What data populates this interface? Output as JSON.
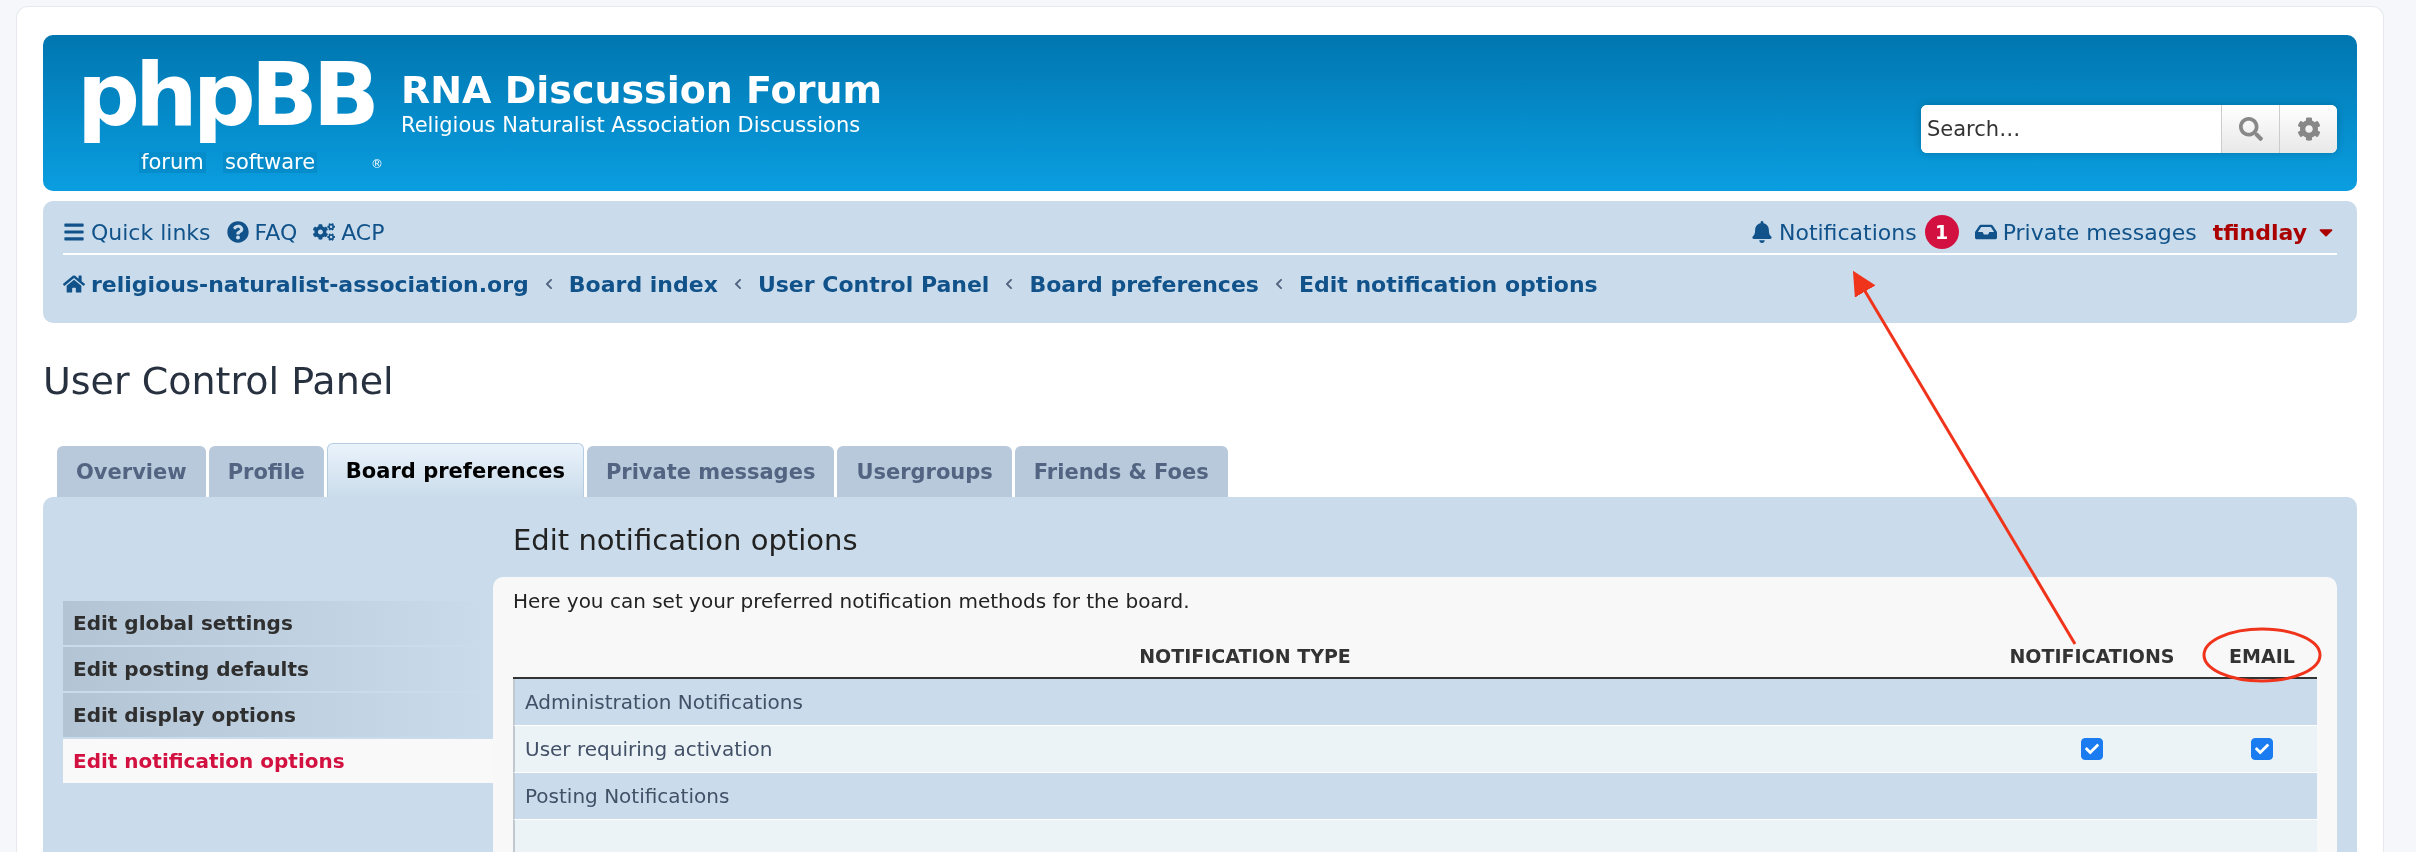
{
  "header": {
    "logo": {
      "word": "phpBB",
      "left": "forum",
      "right": "software",
      "mark": "®"
    },
    "title": "RNA Discussion Forum",
    "subtitle": "Religious Naturalist Association Discussions",
    "search": {
      "placeholder": "Search…"
    }
  },
  "navbar": {
    "left": [
      {
        "label": "Quick links"
      },
      {
        "label": "FAQ"
      },
      {
        "label": "ACP"
      }
    ],
    "notifications": {
      "label": "Notifications",
      "count": "1"
    },
    "messages": {
      "label": "Private messages"
    },
    "user": {
      "name": "tfindlay"
    }
  },
  "breadcrumbs": [
    "religious-naturalist-association.org",
    "Board index",
    "User Control Panel",
    "Board preferences",
    "Edit notification options"
  ],
  "page_title": "User Control Panel",
  "tabs": [
    {
      "label": "Overview",
      "selected": false
    },
    {
      "label": "Profile",
      "selected": false
    },
    {
      "label": "Board preferences",
      "selected": true
    },
    {
      "label": "Private messages",
      "selected": false
    },
    {
      "label": "Usergroups",
      "selected": false
    },
    {
      "label": "Friends & Foes",
      "selected": false
    }
  ],
  "sidebar": {
    "items": [
      {
        "label": "Edit global settings",
        "selected": false
      },
      {
        "label": "Edit posting defaults",
        "selected": false
      },
      {
        "label": "Edit display options",
        "selected": false
      },
      {
        "label": "Edit notification options",
        "selected": true
      }
    ]
  },
  "content": {
    "heading": "Edit notification options",
    "intro": "Here you can set your preferred notification methods for the board.",
    "table": {
      "columns": [
        "NOTIFICATION TYPE",
        "NOTIFICATIONS",
        "EMAIL"
      ],
      "rows": [
        {
          "kind": "section",
          "label": "Administration Notifications"
        },
        {
          "kind": "option",
          "label": "User requiring activation",
          "notifications": true,
          "email": true
        },
        {
          "kind": "section",
          "label": "Posting Notifications"
        }
      ]
    }
  }
}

__Challenge__
Set the listing down in full and exactly. Pictures within it should not appear in the copy.

__Output of the task__
What data populates this interface? Output as JSON.
{
  "header": {
    "logo": {
      "word": "phpBB",
      "left": "forum",
      "right": "software",
      "mark": "®"
    },
    "title": "RNA Discussion Forum",
    "subtitle": "Religious Naturalist Association Discussions",
    "search": {
      "placeholder": "Search…"
    }
  },
  "navbar": {
    "left": [
      {
        "label": "Quick links"
      },
      {
        "label": "FAQ"
      },
      {
        "label": "ACP"
      }
    ],
    "notifications": {
      "label": "Notifications",
      "count": "1"
    },
    "messages": {
      "label": "Private messages"
    },
    "user": {
      "name": "tfindlay"
    }
  },
  "breadcrumbs": [
    "religious-naturalist-association.org",
    "Board index",
    "User Control Panel",
    "Board preferences",
    "Edit notification options"
  ],
  "page_title": "User Control Panel",
  "tabs": [
    {
      "label": "Overview",
      "selected": false
    },
    {
      "label": "Profile",
      "selected": false
    },
    {
      "label": "Board preferences",
      "selected": true
    },
    {
      "label": "Private messages",
      "selected": false
    },
    {
      "label": "Usergroups",
      "selected": false
    },
    {
      "label": "Friends & Foes",
      "selected": false
    }
  ],
  "sidebar": {
    "items": [
      {
        "label": "Edit global settings",
        "selected": false
      },
      {
        "label": "Edit posting defaults",
        "selected": false
      },
      {
        "label": "Edit display options",
        "selected": false
      },
      {
        "label": "Edit notification options",
        "selected": true
      }
    ]
  },
  "content": {
    "heading": "Edit notification options",
    "intro": "Here you can set your preferred notification methods for the board.",
    "table": {
      "columns": [
        "NOTIFICATION TYPE",
        "NOTIFICATIONS",
        "EMAIL"
      ],
      "rows": [
        {
          "kind": "section",
          "label": "Administration Notifications"
        },
        {
          "kind": "option",
          "label": "User requiring activation",
          "notifications": true,
          "email": true
        },
        {
          "kind": "section",
          "label": "Posting Notifications"
        }
      ]
    }
  }
}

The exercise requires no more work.